• Exercise aim: From the listing below, count the lines where the string "title" occurs. Give the number, with no other words.
--------
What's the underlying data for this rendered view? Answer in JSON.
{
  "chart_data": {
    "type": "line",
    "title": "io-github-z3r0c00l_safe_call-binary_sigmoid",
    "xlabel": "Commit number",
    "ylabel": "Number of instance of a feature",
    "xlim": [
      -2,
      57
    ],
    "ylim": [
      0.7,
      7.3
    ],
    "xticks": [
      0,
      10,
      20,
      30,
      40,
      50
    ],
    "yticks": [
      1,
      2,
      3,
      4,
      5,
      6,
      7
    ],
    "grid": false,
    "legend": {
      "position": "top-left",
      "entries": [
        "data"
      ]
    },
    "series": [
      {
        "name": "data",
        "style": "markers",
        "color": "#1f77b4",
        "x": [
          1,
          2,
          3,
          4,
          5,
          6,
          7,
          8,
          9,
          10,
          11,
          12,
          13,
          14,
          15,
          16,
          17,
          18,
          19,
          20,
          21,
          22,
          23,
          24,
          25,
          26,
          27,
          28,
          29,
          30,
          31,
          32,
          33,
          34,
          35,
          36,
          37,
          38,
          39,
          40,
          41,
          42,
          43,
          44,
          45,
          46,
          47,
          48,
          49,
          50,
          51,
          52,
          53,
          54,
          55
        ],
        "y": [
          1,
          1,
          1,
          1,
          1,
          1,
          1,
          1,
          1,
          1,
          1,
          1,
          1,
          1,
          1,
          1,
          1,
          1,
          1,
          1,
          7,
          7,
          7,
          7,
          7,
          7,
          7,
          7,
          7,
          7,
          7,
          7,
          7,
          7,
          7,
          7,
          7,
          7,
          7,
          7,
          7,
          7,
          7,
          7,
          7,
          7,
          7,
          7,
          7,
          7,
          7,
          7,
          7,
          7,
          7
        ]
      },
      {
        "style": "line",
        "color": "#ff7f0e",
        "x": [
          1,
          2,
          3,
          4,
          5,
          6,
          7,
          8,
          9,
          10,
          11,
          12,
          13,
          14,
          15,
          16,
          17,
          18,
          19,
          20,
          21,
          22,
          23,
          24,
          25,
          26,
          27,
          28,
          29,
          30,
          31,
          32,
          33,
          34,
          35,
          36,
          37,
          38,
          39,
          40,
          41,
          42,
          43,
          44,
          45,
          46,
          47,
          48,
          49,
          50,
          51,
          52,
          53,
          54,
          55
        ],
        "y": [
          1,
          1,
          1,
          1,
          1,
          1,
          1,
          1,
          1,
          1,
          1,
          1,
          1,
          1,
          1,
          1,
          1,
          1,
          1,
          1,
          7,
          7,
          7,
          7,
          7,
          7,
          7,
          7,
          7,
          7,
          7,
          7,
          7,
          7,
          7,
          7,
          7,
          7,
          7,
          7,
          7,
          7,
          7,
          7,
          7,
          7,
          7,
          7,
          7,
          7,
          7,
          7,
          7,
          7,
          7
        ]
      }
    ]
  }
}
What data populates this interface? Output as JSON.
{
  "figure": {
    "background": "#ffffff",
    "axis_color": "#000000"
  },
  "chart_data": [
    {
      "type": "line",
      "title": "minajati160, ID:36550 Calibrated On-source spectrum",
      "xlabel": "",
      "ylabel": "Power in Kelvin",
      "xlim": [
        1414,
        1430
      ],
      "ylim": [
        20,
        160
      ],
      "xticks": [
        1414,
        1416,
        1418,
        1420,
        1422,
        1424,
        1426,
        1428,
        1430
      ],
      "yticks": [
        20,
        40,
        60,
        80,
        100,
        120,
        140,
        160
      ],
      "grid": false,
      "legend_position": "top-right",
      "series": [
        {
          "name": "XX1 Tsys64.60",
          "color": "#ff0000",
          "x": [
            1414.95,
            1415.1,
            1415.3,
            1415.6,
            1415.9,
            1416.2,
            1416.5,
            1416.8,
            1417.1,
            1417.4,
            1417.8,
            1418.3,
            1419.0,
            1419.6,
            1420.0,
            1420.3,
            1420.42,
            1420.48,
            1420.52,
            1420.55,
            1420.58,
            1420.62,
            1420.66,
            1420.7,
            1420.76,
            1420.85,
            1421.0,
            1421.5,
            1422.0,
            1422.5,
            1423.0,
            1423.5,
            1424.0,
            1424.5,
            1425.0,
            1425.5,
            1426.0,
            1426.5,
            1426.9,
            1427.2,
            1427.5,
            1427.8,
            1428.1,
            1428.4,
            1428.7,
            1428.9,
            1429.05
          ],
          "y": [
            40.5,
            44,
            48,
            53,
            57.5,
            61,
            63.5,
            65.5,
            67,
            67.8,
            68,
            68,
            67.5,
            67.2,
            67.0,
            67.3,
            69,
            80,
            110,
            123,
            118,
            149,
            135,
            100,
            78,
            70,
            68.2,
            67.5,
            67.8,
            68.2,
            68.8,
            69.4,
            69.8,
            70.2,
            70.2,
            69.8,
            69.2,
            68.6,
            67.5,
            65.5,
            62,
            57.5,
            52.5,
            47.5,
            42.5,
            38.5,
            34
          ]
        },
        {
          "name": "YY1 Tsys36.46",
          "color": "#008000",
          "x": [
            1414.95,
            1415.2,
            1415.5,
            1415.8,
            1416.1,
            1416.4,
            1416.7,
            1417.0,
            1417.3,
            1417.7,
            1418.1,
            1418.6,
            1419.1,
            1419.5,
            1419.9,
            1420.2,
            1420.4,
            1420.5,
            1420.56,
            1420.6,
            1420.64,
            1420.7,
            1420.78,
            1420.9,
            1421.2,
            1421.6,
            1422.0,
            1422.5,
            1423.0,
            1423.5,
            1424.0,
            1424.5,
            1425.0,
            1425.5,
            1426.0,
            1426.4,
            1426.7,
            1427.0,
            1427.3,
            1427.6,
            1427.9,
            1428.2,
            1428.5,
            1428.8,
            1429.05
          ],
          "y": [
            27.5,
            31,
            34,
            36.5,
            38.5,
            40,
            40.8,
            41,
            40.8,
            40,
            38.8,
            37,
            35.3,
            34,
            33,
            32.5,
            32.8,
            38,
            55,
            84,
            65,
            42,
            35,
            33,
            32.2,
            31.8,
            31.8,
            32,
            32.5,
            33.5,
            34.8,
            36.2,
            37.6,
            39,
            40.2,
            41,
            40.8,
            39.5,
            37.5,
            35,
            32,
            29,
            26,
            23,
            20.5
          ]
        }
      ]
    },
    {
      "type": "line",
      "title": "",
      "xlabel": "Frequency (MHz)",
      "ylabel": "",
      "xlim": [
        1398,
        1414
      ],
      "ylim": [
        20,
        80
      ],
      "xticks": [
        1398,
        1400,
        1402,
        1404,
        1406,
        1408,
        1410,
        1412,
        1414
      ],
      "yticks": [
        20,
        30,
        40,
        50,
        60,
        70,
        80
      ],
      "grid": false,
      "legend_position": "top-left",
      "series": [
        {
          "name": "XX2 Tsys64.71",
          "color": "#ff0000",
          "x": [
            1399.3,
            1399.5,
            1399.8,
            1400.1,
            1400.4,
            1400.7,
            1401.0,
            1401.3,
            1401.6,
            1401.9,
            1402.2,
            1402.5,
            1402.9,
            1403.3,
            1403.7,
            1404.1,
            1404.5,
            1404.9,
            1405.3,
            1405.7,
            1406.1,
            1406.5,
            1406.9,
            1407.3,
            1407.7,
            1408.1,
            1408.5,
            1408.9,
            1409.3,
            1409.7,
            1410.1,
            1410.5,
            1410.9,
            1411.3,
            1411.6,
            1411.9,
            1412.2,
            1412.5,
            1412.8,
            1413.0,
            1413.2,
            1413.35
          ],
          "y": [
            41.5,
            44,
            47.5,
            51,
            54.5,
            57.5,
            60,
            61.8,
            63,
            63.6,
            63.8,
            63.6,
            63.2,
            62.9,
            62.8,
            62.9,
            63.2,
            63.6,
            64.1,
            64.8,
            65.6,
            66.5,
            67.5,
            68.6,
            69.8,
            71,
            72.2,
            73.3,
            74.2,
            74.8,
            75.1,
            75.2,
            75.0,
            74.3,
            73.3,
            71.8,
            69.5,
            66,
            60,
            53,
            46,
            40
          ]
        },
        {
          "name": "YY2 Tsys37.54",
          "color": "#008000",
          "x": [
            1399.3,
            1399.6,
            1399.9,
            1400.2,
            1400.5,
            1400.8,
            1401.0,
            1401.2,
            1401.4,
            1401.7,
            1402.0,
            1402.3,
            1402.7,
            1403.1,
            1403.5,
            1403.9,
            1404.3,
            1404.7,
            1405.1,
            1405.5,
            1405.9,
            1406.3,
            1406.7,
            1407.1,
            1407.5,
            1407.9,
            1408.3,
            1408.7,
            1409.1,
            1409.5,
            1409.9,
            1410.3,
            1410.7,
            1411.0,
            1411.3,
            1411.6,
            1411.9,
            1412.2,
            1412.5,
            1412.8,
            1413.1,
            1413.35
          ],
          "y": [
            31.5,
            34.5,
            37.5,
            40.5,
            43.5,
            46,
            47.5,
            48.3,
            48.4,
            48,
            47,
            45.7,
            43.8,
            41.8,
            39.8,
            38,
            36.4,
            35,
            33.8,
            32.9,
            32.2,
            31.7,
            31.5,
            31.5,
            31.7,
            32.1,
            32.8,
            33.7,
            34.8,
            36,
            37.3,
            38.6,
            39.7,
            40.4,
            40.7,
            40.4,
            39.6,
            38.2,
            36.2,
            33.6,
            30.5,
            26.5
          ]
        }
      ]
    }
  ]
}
--------
• Exercise answer: 3